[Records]
● ● ● ● ● ● ●

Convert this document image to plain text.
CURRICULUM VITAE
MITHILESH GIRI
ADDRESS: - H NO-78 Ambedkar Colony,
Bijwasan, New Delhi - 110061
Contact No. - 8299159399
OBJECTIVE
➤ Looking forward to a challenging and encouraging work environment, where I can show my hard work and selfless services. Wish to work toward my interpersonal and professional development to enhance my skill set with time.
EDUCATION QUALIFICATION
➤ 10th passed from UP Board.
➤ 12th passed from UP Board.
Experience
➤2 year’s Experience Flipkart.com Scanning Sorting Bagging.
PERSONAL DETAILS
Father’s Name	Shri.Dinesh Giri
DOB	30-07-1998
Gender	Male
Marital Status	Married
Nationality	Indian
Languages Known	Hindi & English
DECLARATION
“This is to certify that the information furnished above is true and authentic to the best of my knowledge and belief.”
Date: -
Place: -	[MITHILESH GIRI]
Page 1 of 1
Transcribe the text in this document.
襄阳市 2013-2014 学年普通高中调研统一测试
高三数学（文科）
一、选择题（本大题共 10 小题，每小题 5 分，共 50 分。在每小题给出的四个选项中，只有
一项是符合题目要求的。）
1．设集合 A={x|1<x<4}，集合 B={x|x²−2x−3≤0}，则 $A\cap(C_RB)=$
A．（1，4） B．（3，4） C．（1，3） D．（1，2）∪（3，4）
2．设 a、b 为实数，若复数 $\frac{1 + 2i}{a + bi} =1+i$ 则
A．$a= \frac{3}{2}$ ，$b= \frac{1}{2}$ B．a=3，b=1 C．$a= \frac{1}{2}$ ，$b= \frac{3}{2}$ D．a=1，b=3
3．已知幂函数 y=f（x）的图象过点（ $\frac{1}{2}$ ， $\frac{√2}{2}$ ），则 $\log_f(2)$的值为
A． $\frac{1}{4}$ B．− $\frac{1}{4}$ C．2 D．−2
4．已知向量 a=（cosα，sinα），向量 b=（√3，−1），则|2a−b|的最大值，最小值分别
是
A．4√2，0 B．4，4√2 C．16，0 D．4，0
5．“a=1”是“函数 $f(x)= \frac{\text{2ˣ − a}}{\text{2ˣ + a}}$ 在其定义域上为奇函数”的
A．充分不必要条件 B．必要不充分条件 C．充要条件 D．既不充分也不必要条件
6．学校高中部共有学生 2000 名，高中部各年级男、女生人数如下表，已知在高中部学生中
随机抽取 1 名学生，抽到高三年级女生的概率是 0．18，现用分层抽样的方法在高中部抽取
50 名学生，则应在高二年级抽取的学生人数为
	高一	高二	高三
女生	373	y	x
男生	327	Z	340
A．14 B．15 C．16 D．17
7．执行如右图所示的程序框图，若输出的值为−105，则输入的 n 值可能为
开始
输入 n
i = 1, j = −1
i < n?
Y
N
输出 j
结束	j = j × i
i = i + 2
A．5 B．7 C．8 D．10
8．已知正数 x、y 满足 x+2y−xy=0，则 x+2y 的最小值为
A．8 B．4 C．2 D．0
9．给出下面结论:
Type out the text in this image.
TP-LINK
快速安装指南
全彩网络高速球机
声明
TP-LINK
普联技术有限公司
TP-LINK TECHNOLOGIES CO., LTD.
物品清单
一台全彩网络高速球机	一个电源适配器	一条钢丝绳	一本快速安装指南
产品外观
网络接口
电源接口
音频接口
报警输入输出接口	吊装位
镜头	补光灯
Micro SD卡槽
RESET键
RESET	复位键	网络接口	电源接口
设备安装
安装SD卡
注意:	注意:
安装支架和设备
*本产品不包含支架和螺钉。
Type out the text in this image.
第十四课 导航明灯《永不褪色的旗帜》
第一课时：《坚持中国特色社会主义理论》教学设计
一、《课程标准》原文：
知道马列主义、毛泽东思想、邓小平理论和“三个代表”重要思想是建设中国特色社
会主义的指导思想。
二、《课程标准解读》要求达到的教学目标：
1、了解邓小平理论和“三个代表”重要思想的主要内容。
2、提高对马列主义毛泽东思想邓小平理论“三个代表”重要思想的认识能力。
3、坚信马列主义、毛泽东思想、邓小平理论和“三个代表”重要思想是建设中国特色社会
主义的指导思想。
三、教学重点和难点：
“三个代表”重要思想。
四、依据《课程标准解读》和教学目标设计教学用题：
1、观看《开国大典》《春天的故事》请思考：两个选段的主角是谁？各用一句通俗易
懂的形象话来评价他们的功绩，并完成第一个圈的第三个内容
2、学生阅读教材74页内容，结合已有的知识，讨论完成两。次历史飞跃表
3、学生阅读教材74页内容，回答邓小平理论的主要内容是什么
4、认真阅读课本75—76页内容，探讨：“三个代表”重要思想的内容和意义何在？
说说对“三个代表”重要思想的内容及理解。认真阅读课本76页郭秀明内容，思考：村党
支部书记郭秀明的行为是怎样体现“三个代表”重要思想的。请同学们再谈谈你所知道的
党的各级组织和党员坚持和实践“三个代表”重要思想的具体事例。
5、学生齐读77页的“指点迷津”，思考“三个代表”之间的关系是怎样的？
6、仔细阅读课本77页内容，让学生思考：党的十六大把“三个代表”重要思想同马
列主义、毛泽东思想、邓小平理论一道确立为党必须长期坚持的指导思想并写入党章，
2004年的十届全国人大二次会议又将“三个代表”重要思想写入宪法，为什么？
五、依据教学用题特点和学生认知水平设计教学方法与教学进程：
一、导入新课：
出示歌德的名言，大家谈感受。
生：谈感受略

● ● ● ● ● ● ●

*TASK OBJECTIVE*. Find how many lines in the records contain the string "text", then give the number alone.

*ANSWER FOR THE TASK*. 5